#### Do this
Copy out the material below line for line, without changing anything. Leave the pictures out of your copy.
======== Data supplied ========
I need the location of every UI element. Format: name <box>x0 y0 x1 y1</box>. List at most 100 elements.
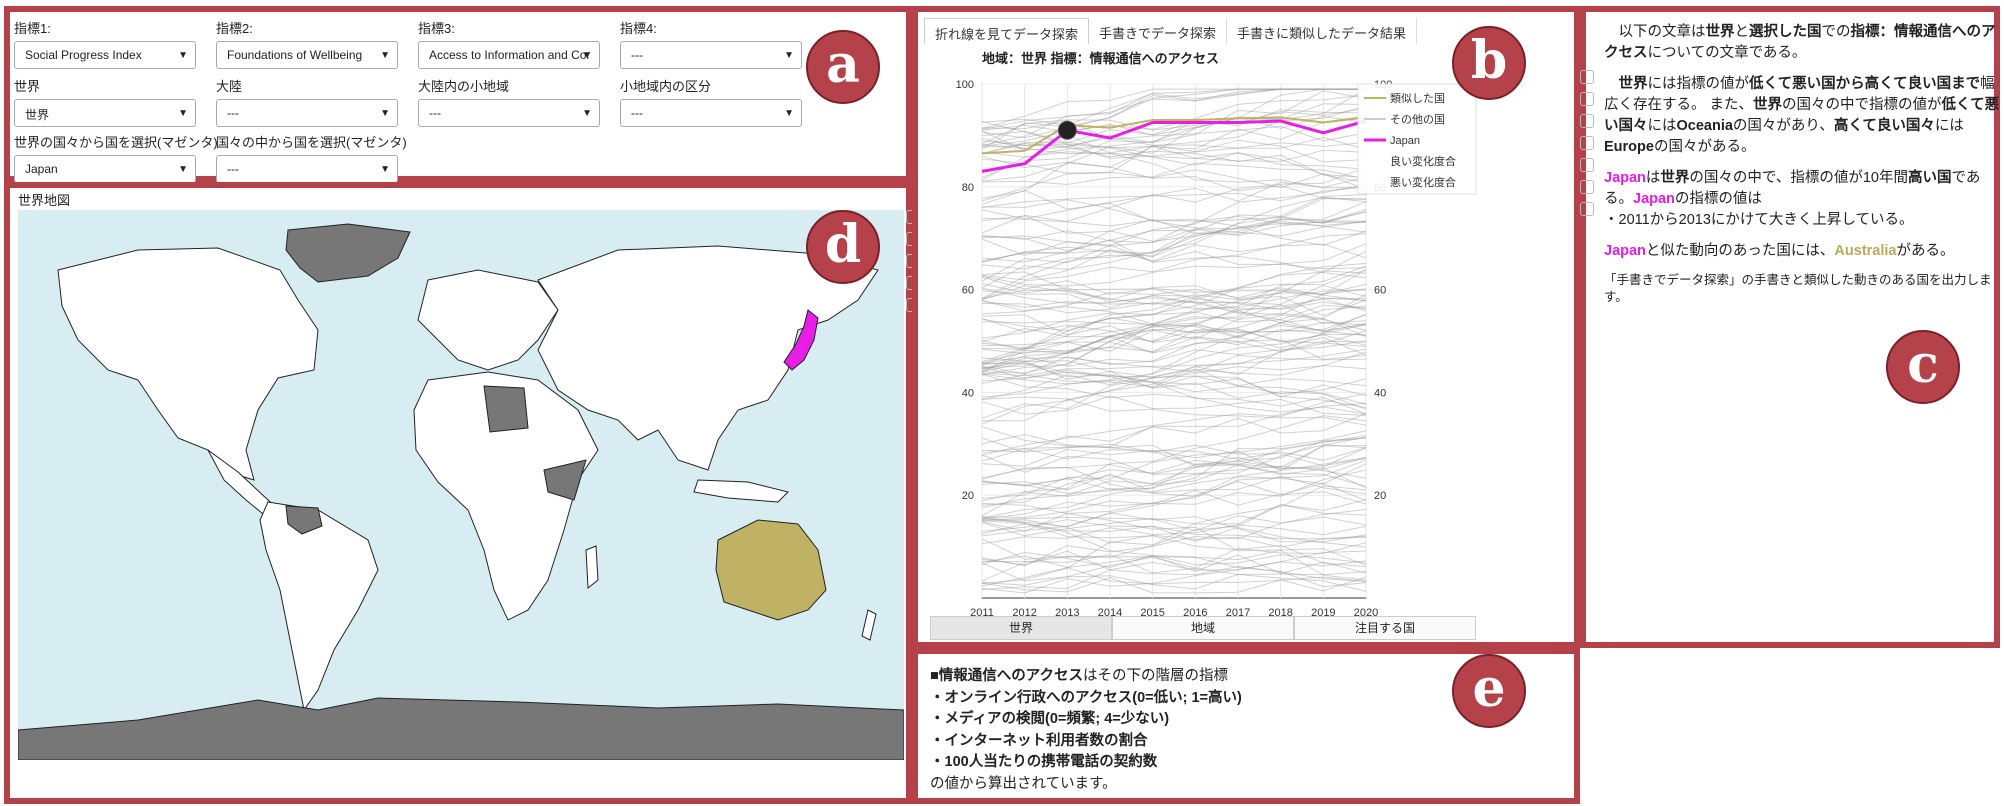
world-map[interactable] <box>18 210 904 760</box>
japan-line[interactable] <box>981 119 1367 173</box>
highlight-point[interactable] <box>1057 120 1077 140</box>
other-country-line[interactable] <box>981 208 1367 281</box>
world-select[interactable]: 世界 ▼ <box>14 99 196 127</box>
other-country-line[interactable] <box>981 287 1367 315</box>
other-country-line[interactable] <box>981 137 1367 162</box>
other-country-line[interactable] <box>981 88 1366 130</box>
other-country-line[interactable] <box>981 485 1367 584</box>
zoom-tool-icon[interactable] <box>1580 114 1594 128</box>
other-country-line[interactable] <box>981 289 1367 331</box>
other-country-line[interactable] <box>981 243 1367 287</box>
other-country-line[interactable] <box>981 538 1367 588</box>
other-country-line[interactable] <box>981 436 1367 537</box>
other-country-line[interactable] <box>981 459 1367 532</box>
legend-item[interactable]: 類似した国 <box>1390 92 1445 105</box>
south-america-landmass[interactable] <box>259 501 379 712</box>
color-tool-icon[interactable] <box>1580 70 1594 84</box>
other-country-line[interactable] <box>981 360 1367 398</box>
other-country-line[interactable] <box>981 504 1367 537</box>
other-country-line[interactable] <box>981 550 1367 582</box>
========
#### The reply
I need the location of every UI element. Format: name <box>x0 y0 x1 y1</box>. List at most 100 elements.
world-map[interactable] <box>18 210 904 760</box>
japan-line[interactable] <box>981 119 1367 173</box>
highlight-point[interactable] <box>1057 120 1077 140</box>
other-country-line[interactable] <box>981 208 1367 281</box>
world-select[interactable]: 世界 ▼ <box>14 99 196 127</box>
other-country-line[interactable] <box>981 287 1367 315</box>
other-country-line[interactable] <box>981 137 1367 162</box>
other-country-line[interactable] <box>981 88 1366 130</box>
other-country-line[interactable] <box>981 485 1367 584</box>
zoom-tool-icon[interactable] <box>1580 114 1594 128</box>
other-country-line[interactable] <box>981 289 1367 331</box>
other-country-line[interactable] <box>981 243 1367 287</box>
other-country-line[interactable] <box>981 538 1367 588</box>
other-country-line[interactable] <box>981 436 1367 537</box>
other-country-line[interactable] <box>981 459 1367 532</box>
legend-item[interactable]: 類似した国 <box>1390 92 1445 105</box>
south-america-landmass[interactable] <box>259 501 379 712</box>
color-tool-icon[interactable] <box>1580 70 1594 84</box>
other-country-line[interactable] <box>981 360 1367 398</box>
other-country-line[interactable] <box>981 504 1367 537</box>
other-country-line[interactable] <box>981 550 1367 582</box>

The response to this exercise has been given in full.